Records excerpted from a collection
-*-
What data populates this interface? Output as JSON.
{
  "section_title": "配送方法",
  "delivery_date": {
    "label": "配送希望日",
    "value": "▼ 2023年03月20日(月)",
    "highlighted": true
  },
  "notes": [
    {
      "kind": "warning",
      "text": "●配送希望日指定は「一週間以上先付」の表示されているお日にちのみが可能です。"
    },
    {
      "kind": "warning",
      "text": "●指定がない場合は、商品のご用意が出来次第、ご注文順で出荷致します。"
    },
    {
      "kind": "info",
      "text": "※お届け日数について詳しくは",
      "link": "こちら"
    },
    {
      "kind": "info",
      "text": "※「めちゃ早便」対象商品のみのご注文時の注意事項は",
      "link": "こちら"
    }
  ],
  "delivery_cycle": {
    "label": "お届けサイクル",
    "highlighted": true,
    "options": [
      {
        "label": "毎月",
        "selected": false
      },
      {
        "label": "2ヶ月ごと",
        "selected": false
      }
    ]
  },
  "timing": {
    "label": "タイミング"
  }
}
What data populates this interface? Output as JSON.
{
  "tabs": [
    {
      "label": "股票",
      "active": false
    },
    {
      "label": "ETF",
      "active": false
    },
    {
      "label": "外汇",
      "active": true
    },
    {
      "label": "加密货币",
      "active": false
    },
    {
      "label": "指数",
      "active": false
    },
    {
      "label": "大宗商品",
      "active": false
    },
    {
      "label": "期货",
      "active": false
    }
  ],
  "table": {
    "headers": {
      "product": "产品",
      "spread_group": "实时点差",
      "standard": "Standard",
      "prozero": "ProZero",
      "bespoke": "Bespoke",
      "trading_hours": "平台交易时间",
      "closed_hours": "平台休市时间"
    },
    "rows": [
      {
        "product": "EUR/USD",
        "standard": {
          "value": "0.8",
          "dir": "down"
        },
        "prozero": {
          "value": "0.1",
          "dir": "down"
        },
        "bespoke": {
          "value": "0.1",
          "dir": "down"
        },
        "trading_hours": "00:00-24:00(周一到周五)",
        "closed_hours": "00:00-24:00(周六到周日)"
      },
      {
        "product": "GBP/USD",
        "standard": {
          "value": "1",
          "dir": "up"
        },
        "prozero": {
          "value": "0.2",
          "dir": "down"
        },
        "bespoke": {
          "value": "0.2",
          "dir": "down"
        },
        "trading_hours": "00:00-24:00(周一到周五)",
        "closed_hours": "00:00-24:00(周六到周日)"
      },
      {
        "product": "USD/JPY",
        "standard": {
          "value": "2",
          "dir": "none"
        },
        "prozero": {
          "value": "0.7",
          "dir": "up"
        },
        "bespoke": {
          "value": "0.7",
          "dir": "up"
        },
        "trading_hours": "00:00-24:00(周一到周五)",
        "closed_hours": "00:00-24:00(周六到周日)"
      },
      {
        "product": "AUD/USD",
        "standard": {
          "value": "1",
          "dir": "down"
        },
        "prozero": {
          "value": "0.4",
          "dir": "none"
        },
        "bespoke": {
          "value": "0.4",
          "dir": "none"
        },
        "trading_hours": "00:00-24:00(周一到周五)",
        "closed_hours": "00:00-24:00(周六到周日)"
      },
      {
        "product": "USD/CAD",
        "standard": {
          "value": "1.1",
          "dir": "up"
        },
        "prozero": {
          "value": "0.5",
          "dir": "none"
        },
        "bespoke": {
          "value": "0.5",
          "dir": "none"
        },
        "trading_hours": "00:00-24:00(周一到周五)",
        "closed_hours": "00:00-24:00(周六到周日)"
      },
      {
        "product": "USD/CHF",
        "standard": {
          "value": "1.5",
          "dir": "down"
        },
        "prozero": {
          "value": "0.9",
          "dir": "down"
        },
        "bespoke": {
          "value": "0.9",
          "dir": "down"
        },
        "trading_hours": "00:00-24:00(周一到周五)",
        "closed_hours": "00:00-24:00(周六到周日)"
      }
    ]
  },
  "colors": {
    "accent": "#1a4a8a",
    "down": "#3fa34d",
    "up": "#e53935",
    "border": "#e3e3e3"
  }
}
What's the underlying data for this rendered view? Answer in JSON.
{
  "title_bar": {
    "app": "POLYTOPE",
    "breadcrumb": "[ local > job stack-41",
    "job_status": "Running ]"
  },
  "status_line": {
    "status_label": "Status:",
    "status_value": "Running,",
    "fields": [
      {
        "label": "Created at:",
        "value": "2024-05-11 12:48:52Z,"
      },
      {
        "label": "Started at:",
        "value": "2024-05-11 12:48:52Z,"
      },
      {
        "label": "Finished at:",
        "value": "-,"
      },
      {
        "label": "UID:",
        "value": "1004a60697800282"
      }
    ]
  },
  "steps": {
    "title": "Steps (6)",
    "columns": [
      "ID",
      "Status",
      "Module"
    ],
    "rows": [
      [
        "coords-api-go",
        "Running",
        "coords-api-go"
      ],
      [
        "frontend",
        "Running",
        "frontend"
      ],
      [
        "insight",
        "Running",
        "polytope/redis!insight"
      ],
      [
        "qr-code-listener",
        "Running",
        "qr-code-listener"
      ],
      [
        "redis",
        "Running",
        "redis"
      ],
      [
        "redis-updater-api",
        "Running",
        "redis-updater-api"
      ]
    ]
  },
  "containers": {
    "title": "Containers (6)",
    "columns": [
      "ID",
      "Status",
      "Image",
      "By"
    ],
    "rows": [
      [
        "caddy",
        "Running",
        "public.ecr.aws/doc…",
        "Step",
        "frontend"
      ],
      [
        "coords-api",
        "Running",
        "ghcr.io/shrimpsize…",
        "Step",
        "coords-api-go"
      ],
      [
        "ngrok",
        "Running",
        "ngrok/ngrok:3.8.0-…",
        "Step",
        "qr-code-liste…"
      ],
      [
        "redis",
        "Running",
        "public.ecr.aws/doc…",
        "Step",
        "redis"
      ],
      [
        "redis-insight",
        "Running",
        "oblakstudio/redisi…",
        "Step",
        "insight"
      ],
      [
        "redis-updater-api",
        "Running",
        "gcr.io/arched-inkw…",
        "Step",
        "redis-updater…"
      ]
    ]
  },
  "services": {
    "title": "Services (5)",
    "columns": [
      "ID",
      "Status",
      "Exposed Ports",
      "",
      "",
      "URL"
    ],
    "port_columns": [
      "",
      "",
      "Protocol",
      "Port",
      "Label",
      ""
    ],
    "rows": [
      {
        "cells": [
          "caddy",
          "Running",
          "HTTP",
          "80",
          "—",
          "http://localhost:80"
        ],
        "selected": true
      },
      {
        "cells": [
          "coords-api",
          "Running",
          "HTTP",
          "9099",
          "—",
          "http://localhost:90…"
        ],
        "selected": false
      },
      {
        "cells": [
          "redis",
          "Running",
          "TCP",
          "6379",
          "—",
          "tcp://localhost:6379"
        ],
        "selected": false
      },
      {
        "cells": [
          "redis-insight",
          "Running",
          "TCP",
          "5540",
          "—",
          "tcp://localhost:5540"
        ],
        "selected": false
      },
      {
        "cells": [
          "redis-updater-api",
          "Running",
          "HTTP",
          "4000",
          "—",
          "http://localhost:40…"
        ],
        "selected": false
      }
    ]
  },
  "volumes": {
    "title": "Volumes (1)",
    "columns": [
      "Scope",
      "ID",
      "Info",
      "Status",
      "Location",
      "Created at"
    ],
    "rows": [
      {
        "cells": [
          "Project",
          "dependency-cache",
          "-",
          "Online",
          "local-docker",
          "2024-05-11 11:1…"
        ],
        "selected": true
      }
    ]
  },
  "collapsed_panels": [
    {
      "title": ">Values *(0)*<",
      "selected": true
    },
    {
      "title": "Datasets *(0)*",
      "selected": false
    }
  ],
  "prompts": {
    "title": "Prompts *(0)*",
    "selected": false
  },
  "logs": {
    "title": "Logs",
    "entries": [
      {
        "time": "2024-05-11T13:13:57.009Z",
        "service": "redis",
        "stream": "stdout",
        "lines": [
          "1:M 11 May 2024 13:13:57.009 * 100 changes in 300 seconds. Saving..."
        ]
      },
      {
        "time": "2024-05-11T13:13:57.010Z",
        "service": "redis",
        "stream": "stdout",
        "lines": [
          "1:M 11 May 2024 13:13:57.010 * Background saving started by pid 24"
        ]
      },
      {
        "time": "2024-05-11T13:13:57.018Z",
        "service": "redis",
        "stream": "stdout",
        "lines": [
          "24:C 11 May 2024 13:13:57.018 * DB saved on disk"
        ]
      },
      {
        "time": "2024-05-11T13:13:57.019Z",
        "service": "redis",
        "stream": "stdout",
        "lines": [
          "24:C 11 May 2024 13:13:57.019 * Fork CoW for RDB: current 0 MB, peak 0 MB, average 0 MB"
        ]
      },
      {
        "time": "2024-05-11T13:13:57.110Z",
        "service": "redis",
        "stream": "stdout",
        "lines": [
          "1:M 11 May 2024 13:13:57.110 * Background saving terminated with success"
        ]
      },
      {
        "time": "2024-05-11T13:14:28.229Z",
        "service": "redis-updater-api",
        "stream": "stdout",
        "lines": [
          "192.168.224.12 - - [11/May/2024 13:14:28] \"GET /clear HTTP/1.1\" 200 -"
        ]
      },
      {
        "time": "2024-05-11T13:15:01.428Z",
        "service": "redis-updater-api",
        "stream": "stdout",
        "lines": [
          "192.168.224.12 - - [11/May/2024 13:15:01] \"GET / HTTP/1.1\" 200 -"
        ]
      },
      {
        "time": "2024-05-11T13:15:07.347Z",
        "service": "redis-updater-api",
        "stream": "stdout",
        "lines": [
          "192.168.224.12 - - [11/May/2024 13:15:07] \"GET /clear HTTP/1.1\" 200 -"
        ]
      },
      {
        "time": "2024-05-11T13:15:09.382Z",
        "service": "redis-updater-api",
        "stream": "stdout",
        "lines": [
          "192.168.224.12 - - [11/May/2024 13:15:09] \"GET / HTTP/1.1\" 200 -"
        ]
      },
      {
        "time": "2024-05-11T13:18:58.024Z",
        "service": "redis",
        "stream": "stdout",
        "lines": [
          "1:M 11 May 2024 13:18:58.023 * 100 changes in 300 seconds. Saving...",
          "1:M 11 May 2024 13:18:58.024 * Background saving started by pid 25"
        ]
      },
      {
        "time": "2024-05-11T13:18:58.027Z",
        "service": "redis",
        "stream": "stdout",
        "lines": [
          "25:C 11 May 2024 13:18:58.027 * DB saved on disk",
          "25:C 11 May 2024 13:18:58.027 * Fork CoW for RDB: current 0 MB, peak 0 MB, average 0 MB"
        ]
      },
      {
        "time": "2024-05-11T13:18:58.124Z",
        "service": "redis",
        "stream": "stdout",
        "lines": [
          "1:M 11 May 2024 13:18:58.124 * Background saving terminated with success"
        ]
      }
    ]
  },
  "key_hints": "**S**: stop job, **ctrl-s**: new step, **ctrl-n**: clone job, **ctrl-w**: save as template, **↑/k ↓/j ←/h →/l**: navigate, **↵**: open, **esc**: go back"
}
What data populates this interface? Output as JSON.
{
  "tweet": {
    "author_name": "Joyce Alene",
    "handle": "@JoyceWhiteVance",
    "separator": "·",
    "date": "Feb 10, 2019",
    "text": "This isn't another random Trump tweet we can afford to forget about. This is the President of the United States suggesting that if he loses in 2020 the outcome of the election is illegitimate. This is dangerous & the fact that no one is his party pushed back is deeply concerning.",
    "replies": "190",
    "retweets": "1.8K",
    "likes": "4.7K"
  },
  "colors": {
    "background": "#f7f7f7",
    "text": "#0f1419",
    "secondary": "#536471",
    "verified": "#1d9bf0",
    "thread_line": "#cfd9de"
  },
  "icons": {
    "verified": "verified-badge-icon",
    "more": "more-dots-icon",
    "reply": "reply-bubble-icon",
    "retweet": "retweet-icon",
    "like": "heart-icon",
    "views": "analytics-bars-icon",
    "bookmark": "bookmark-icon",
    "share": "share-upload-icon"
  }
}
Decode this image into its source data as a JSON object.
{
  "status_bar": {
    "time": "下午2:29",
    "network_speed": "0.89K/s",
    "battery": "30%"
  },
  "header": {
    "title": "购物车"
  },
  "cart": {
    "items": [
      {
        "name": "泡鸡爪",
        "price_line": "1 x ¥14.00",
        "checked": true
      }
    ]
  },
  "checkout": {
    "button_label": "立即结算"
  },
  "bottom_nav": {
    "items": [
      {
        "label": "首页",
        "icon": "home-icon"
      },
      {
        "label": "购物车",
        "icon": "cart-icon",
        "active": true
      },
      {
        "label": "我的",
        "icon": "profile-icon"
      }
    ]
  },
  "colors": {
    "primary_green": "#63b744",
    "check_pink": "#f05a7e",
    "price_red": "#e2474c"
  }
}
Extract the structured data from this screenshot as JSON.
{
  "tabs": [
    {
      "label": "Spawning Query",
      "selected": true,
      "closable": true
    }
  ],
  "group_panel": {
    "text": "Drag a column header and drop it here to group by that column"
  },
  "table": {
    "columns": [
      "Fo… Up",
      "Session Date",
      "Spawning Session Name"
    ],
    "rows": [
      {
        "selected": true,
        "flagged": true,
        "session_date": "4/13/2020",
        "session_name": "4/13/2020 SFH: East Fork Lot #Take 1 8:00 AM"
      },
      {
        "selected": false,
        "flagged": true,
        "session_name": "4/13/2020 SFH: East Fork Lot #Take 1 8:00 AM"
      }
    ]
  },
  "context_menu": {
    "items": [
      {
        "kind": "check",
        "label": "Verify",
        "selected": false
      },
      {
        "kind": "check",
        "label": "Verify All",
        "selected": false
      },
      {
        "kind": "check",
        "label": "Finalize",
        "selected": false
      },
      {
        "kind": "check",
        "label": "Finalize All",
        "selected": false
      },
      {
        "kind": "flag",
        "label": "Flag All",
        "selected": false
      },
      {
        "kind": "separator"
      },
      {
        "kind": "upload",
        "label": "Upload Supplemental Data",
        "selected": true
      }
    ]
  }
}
-*-
### SHORT PROBLEM
Using the records above, copy every line that has the word "verified" in it.

### IN RESPONSE
    "verified": "#1d9bf0",
    "verified": "verified-badge-icon",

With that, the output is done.